» **Job**
Lines containing the word "Unidades" are the ones to copy from the records below.
>> Start Data for processing
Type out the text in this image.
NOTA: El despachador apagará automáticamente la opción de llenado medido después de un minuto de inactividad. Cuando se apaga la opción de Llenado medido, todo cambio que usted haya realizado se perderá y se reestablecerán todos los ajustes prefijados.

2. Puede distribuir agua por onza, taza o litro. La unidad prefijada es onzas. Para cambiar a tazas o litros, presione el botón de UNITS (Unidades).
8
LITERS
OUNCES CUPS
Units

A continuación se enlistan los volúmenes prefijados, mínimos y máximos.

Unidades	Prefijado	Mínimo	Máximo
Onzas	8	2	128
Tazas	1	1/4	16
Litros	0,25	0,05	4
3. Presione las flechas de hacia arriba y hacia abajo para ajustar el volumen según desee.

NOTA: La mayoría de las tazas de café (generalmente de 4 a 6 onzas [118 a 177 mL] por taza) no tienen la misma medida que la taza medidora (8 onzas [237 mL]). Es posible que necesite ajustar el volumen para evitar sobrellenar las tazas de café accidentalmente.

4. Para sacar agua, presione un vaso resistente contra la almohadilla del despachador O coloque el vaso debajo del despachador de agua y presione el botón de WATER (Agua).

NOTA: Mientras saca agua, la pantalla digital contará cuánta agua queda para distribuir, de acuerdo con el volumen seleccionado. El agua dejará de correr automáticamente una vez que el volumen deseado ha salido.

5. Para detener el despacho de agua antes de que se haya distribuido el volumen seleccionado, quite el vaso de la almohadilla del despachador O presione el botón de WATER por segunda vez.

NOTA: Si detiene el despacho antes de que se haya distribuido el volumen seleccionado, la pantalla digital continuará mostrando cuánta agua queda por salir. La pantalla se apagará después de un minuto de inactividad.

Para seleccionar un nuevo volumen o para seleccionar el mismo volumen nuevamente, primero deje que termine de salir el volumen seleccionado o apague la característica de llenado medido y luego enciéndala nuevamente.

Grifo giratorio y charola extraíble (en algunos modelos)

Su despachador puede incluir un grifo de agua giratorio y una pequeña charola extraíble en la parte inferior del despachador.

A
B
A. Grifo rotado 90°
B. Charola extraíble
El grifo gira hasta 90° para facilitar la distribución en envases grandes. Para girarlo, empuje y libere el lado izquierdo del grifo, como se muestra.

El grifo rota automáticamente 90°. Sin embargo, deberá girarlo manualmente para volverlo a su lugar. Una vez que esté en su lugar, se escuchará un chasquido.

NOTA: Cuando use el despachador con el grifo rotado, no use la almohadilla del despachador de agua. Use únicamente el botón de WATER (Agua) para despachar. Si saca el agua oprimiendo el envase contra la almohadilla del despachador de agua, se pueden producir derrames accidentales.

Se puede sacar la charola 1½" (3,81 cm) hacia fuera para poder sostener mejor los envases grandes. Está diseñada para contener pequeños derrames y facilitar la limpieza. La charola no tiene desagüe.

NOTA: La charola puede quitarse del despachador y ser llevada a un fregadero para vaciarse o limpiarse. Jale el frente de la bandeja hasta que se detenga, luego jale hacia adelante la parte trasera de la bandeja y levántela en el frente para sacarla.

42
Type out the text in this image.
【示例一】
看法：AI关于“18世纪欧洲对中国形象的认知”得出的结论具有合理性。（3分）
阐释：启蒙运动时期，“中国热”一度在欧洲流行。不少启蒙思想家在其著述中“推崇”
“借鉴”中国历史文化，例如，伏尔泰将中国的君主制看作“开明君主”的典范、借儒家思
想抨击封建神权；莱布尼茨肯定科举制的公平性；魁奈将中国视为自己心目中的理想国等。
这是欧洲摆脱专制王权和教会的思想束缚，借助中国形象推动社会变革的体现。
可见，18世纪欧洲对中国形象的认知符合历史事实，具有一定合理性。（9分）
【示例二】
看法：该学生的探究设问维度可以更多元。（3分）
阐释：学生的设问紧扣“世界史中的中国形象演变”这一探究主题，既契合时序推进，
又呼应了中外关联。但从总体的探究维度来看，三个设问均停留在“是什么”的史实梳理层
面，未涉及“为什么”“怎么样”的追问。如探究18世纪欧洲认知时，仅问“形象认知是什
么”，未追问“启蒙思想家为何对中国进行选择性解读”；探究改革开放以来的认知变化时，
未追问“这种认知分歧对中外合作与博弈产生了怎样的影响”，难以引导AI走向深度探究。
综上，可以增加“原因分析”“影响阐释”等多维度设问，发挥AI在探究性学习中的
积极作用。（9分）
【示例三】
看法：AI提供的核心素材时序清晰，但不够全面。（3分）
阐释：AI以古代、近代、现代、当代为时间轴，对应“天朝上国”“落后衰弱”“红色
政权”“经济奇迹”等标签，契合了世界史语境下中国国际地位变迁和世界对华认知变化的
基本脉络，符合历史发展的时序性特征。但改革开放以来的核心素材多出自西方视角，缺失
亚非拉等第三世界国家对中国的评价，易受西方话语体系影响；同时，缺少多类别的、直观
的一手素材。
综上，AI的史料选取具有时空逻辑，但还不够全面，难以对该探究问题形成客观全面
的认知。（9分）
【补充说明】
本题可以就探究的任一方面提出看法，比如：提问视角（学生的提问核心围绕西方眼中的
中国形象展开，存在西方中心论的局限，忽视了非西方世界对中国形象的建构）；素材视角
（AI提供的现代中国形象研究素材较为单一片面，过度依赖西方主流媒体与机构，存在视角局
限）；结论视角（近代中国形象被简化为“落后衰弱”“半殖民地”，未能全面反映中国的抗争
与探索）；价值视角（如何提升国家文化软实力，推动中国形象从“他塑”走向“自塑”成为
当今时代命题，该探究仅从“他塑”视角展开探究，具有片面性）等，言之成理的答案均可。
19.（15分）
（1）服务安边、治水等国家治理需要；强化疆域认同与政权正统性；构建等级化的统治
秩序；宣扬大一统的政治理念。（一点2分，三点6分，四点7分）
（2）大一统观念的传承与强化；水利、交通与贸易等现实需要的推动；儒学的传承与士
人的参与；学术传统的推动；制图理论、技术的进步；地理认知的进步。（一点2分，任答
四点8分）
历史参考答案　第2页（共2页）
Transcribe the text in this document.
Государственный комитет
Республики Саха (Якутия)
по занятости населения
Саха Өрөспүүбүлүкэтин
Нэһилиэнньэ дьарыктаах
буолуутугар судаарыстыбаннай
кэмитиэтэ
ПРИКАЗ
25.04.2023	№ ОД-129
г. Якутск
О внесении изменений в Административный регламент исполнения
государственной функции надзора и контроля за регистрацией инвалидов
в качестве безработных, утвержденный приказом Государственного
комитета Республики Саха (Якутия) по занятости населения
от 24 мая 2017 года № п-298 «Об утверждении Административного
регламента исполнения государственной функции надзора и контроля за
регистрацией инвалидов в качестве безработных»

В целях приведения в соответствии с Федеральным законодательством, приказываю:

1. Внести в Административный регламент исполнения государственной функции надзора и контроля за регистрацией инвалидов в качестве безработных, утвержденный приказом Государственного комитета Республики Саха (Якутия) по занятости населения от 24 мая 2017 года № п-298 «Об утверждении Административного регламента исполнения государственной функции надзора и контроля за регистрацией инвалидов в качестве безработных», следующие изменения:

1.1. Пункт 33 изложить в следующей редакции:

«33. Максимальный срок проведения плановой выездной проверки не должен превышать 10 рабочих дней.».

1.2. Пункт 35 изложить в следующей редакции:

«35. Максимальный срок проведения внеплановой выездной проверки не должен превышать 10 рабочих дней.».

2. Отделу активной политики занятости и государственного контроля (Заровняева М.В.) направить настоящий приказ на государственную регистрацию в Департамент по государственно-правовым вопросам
>> End Data for processing
» **Output**
2. Puede distribuir agua por onza, taza o litro. La unidad prefijada es onzas. Para cambiar a tazas o litros, presione el botón de UNITS (Unidades).
Unidades	Prefijado	Mínimo	Máximo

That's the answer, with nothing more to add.